- _Exercise details_
Among the entries, which lines carry the string "from"? Copy each of them.

Dataset rows

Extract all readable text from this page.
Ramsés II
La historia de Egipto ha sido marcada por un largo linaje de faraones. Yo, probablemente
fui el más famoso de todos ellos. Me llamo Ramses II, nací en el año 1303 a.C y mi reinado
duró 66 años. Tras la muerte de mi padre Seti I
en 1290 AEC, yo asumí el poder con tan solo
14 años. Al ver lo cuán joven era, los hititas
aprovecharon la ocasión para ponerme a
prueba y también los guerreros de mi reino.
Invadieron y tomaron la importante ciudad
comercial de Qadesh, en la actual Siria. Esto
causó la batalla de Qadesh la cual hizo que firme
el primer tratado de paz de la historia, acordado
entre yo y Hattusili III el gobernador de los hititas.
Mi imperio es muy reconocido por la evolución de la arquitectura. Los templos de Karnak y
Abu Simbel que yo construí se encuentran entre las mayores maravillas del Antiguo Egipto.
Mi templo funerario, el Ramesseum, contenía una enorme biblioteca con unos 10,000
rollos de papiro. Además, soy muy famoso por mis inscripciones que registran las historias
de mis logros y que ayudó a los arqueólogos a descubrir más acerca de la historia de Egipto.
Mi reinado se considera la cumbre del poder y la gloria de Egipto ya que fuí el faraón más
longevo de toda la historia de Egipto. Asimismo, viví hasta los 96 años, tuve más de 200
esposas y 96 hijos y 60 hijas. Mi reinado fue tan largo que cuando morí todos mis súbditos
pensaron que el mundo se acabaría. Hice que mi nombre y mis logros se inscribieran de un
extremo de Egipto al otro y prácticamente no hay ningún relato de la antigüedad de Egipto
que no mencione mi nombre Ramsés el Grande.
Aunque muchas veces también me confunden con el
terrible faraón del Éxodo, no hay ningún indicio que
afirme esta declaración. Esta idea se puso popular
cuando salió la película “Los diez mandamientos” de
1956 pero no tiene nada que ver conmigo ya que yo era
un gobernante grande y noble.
...
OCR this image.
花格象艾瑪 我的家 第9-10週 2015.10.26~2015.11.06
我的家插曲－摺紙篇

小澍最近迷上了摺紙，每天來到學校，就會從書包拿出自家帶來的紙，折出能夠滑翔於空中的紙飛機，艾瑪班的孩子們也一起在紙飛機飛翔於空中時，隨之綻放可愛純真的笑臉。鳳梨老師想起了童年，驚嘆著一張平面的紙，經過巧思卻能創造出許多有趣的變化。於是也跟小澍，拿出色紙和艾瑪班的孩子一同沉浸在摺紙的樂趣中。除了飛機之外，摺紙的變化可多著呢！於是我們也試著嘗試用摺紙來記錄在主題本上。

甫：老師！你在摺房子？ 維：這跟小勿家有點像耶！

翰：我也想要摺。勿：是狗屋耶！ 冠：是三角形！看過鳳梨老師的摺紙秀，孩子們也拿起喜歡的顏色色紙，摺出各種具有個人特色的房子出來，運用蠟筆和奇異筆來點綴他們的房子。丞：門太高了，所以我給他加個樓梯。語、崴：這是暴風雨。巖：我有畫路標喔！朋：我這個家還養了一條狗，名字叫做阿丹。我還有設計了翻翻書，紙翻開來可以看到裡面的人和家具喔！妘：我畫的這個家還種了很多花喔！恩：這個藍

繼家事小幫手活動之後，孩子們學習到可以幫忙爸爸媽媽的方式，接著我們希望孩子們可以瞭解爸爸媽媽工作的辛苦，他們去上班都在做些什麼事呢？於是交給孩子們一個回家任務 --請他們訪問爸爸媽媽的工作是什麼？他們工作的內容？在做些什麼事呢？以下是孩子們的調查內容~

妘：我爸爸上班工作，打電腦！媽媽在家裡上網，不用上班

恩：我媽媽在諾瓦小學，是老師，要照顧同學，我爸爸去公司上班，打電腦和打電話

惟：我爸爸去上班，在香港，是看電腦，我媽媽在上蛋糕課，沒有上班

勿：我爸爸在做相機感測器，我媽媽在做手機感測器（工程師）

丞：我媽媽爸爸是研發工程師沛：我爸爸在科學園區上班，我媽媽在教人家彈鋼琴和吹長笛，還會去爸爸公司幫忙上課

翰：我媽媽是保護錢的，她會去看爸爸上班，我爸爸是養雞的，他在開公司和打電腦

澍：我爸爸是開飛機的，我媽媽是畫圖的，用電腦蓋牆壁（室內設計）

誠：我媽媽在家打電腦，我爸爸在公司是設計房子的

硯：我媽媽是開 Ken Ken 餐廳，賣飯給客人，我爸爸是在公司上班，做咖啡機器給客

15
--
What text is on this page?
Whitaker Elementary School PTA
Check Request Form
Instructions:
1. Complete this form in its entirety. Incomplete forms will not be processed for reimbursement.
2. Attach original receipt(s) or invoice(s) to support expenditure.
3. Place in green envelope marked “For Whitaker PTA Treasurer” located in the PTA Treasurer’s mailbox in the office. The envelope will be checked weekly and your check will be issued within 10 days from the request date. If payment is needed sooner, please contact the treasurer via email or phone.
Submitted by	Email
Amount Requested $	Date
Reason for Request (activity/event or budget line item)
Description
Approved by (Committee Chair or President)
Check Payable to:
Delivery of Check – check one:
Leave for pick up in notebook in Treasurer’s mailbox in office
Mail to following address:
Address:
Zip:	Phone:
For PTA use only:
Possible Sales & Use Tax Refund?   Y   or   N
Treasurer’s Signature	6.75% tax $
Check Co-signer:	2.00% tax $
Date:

- _Worked answer_
Extract all readable text from this page.
3. Place in green envelope marked “For Whitaker PTA Treasurer” located in the PTA Treasurer’s mailbox in the office. The envelope will be checked weekly and your check will be issued within 10 days from the request date. If payment is needed sooner, please contact the treasurer via email or phone.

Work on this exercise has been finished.